## YOUR GOAL
Make an exact copy of all the entries, with the pictures left out.

(Collection entries)
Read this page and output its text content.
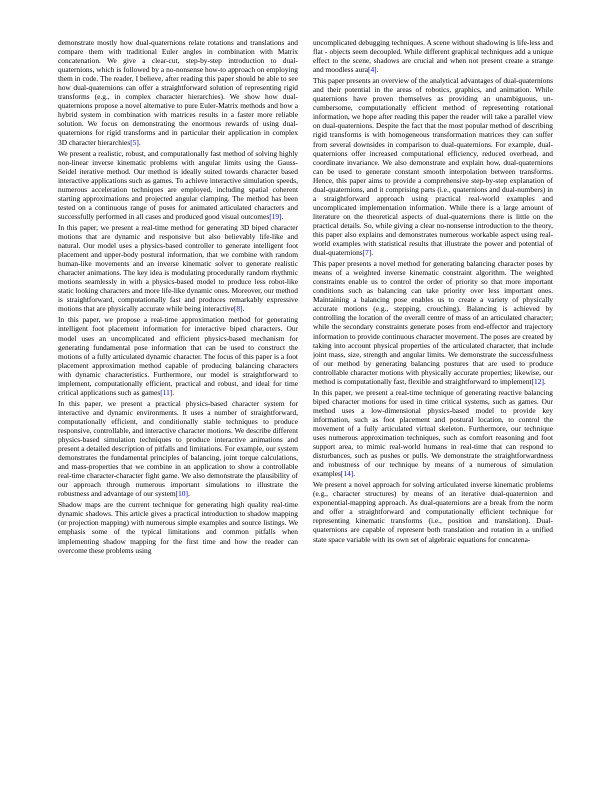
demonstrate mostly how dual-quaternions relate rotations and translations and compare them with traditional Euler angles in combination with Matrix concatenation. We give a clear-cut, step-by-step introduction to dual-quaternions, which is followed by a no-nonsense how-to approach on employing them in code. The reader, I believe, after reading this paper should be able to see how dual-quaternions can offer a straightforward solution of representing rigid transforms (e.g., in complex character hierarchies). We show how dual-quaternions propose a novel alternative to pure Euler-Matrix methods and how a hybrid system in combination with matrices results in a faster more reliable solution. We focus on demonstrating the enormous rewards of using dual-quaternions for rigid transforms and in particular their application in complex 3D character hierarchies[5].

We present a realistic, robust, and computationally fast method of solving highly non-linear inverse kinematic problems with angular limits using the Gauss-Seidel iterative method. Our method is ideally suited towards character based interactive applications such as games. To achieve interactive simulation speeds, numerous acceleration techniques are employed, including spatial coherent starting approximations and projected angular clamping. The method has been tested on a continuous range of poses for animated articulated characters and successfully performed in all cases and produced good visual outcomes[19].

In this paper, we present a real-time method for generating 3D biped character motions that are dynamic and responsive but also believably life-like and natural. Our model uses a physics-based controller to generate intelligent foot placement and upper-body postural information, that we combine with random human-like movements and an inverse kinematic solver to generate realistic character animations. The key idea is modulating procedurally random rhythmic motions seamlessly in with a physics-based model to produce less robot-like static looking characters and more life-like dynamic ones. Moreover, our method is straightforward, computationally fast and produces remarkably expressive motions that are physically accurate while being interactive[8].

In this paper, we propose a real-time approximation method for generating intelligent foot placement information for interactive biped characters. Our model uses an uncomplicated and efficient physics-based mechanism for generating fundamental pose information that can be used to construct the motions of a fully articulated dynamic character. The focus of this paper is a foot placement approximation method capable of producing balancing characters with dynamic characteristics. Furthermore, our model is straightforward to implement, computationally efficient, practical and robust, and ideal for time critical applications such as games[11].

In this paper, we present a practical physics-based character system for interactive and dynamic environments. It uses a number of straightforward, computationally efficient, and conditionally stable techniques to produce responsive, controllable, and interactive character motions. We describe different physics-based simulation techniques to produce interactive animations and present a detailed description of pitfalls and limitations. For example, our system demonstrates the fundamental principles of balancing, joint torque calculations, and mass-properties that we combine in an application to show a controllable real-time character-character fight game. We also demonstrate the plausibility of our approach through numerous important simulations to illustrate the robustness and advantage of our system[10].

Shadow maps are the current technique for generating high quality real-time dynamic shadows. This article gives a practical introduction to shadow mapping (or projection mapping) with numerous simple examples and source listings. We emphasis some of the typical limitations and common pitfalls when implementing shadow mapping for the first time and how the reader can overcome these problems using

uncomplicated debugging techniques. A scene without shadowing is life-less and flat - objects seem decoupled. While different graphical techniques add a unique effect to the scene, shadows are crucial and when not present create a strange and moodless aura[4].

This paper presents an overview of the analytical advantages of dual-quaternions and their potential in the areas of robotics, graphics, and animation. While quaternions have proven themselves as providing an unambiguous, un-cumbersome, computationally efficient method of representing rotational information, we hope after reading this paper the reader will take a parallel view on dual-quaternions. Despite the fact that the most popular method of describing rigid transforms is with homogeneous transformation matrices they can suffer from several downsides in comparison to dual-quaternions. For example, dual-quaternions offer increased computational efficiency, reduced overhead, and coordinate invariance. We also demonstrate and explain how, dual-quaternions can be used to generate constant smooth interpolation between transforms. Hence, this paper aims to provide a comprehensive step-by-step explanation of dual-quaternions, and it comprising parts (i.e., quaternions and dual-numbers) in a straightforward approach using practical real-world examples and uncomplicated implementation information. While there is a large amount of literature on the theoretical aspects of dual-quaternions there is little on the practical details. So, while giving a clear no-nonsense introduction to the theory, this paper also explains and demonstrates numerous workable aspect using real-world examples with statistical results that illustrate the power and potential of dual-quaternions[7].

This paper presents a novel method for generating balancing character poses by means of a weighted inverse kinematic constraint algorithm. The weighted constraints enable us to control the order of priority so that more important conditions such as balancing can take priority over less important ones. Maintaining a balancing pose enables us to create a variety of physically accurate motions (e.g., stepping, crouching). Balancing is achieved by controlling the location of the overall centre of mass of an articulated character; while the secondary constraints generate poses from end-effector and trajectory information to provide continuous character movement. The poses are created by taking into account physical properties of the articulated character, that include joint mass, size, strength and angular limits. We demonstrate the successfulness of our method by generating balancing postures that are used to produce controllable character motions with physically accurate properties; likewise, our method is computationally fast, flexible and straightforward to implement[12].

In this paper, we present a real-time technique of generating reactive balancing biped character motions for used in time critical systems, such as games. Our method uses a low-dimensional physics-based model to provide key information, such as foot placement and postural location, to control the movement of a fully articulated virtual skeleton. Furthermore, our technique uses numerous approximation techniques, such as comfort reasoning and foot support area, to mimic real-world humans in real-time that can respond to disturbances, such as pushes or pulls. We demonstrate the straightforwardness and robustness of our technique by means of a numerous of simulation examples[14].

We present a novel approach for solving articulated inverse kinematic problems (e.g., character structures) by means of an iterative dual-quaternion and exponential-mapping approach. As dual-quaternions are a break from the norm and offer a straightforward and computationally efficient technique for representing kinematic transforms (i.e., position and translation). Dual-quaternions are capable of represent both translation and rotation in a unified state space variable with its own set of algebraic equations for concatena-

## ANSWER FOR THIS EXERCISE
Read this page and output its text content.
demonstrate mostly how dual-quaternions relate rotations and translations and compare them with traditional Euler angles in combination with Matrix concatenation. We give a clear-cut, step-by-step introduction to dual-quaternions, which is followed by a no-nonsense how-to approach on employing them in code. The reader, I believe, after reading this paper should be able to see how dual-quaternions can offer a straightforward solution of representing rigid transforms (e.g., in complex character hierarchies). We show how dual-quaternions propose a novel alternative to pure Euler-Matrix methods and how a hybrid system in combination with matrices results in a faster more reliable solution. We focus on demonstrating the enormous rewards of using dual-quaternions for rigid transforms and in particular their application in complex 3D character hierarchies[5].

We present a realistic, robust, and computationally fast method of solving highly non-linear inverse kinematic problems with angular limits using the Gauss-Seidel iterative method. Our method is ideally suited towards character based interactive applications such as games. To achieve interactive simulation speeds, numerous acceleration techniques are employed, including spatial coherent starting approximations and projected angular clamping. The method has been tested on a continuous range of poses for animated articulated characters and successfully performed in all cases and produced good visual outcomes[19].

In this paper, we present a real-time method for generating 3D biped character motions that are dynamic and responsive but also believably life-like and natural. Our model uses a physics-based controller to generate intelligent foot placement and upper-body postural information, that we combine with random human-like movements and an inverse kinematic solver to generate realistic character animations. The key idea is modulating procedurally random rhythmic motions seamlessly in with a physics-based model to produce less robot-like static looking characters and more life-like dynamic ones. Moreover, our method is straightforward, computationally fast and produces remarkably expressive motions that are physically accurate while being interactive[8].

In this paper, we propose a real-time approximation method for generating intelligent foot placement information for interactive biped characters. Our model uses an uncomplicated and efficient physics-based mechanism for generating fundamental pose information that can be used to construct the motions of a fully articulated dynamic character. The focus of this paper is a foot placement approximation method capable of producing balancing characters with dynamic characteristics. Furthermore, our model is straightforward to implement, computationally efficient, practical and robust, and ideal for time critical applications such as games[11].

In this paper, we present a practical physics-based character system for interactive and dynamic environments. It uses a number of straightforward, computationally efficient, and conditionally stable techniques to produce responsive, controllable, and interactive character motions. We describe different physics-based simulation techniques to produce interactive animations and present a detailed description of pitfalls and limitations. For example, our system demonstrates the fundamental principles of balancing, joint torque calculations, and mass-properties that we combine in an application to show a controllable real-time character-character fight game. We also demonstrate the plausibility of our approach through numerous important simulations to illustrate the robustness and advantage of our system[10].

Shadow maps are the current technique for generating high quality real-time dynamic shadows. This article gives a practical introduction to shadow mapping (or projection mapping) with numerous simple examples and source listings. We emphasis some of the typical limitations and common pitfalls when implementing shadow mapping for the first time and how the reader can overcome these problems using

uncomplicated debugging techniques. A scene without shadowing is life-less and flat - objects seem decoupled. While different graphical techniques add a unique effect to the scene, shadows are crucial and when not present create a strange and moodless aura[4].

This paper presents an overview of the analytical advantages of dual-quaternions and their potential in the areas of robotics, graphics, and animation. While quaternions have proven themselves as providing an unambiguous, un-cumbersome, computationally efficient method of representing rotational information, we hope after reading this paper the reader will take a parallel view on dual-quaternions. Despite the fact that the most popular method of describing rigid transforms is with homogeneous transformation matrices they can suffer from several downsides in comparison to dual-quaternions. For example, dual-quaternions offer increased computational efficiency, reduced overhead, and coordinate invariance. We also demonstrate and explain how, dual-quaternions can be used to generate constant smooth interpolation between transforms. Hence, this paper aims to provide a comprehensive step-by-step explanation of dual-quaternions, and it comprising parts (i.e., quaternions and dual-numbers) in a straightforward approach using practical real-world examples and uncomplicated implementation information. While there is a large amount of literature on the theoretical aspects of dual-quaternions there is little on the practical details. So, while giving a clear no-nonsense introduction to the theory, this paper also explains and demonstrates numerous workable aspect using real-world examples with statistical results that illustrate the power and potential of dual-quaternions[7].

This paper presents a novel method for generating balancing character poses by means of a weighted inverse kinematic constraint algorithm. The weighted constraints enable us to control the order of priority so that more important conditions such as balancing can take priority over less important ones. Maintaining a balancing pose enables us to create a variety of physically accurate motions (e.g., stepping, crouching). Balancing is achieved by controlling the location of the overall centre of mass of an articulated character; while the secondary constraints generate poses from end-effector and trajectory information to provide continuous character movement. The poses are created by taking into account physical properties of the articulated character, that include joint mass, size, strength and angular limits. We demonstrate the successfulness of our method by generating balancing postures that are used to produce controllable character motions with physically accurate properties; likewise, our method is computationally fast, flexible and straightforward to implement[12].

In this paper, we present a real-time technique of generating reactive balancing biped character motions for used in time critical systems, such as games. Our method uses a low-dimensional physics-based model to provide key information, such as foot placement and postural location, to control the movement of a fully articulated virtual skeleton. Furthermore, our technique uses numerous approximation techniques, such as comfort reasoning and foot support area, to mimic real-world humans in real-time that can respond to disturbances, such as pushes or pulls. We demonstrate the straightforwardness and robustness of our technique by means of a numerous of simulation examples[14].

We present a novel approach for solving articulated inverse kinematic problems (e.g., character structures) by means of an iterative dual-quaternion and exponential-mapping approach. As dual-quaternions are a break from the norm and offer a straightforward and computationally efficient technique for representing kinematic transforms (i.e., position and translation). Dual-quaternions are capable of represent both translation and rotation in a unified state space variable with its own set of algebraic equations for concatena-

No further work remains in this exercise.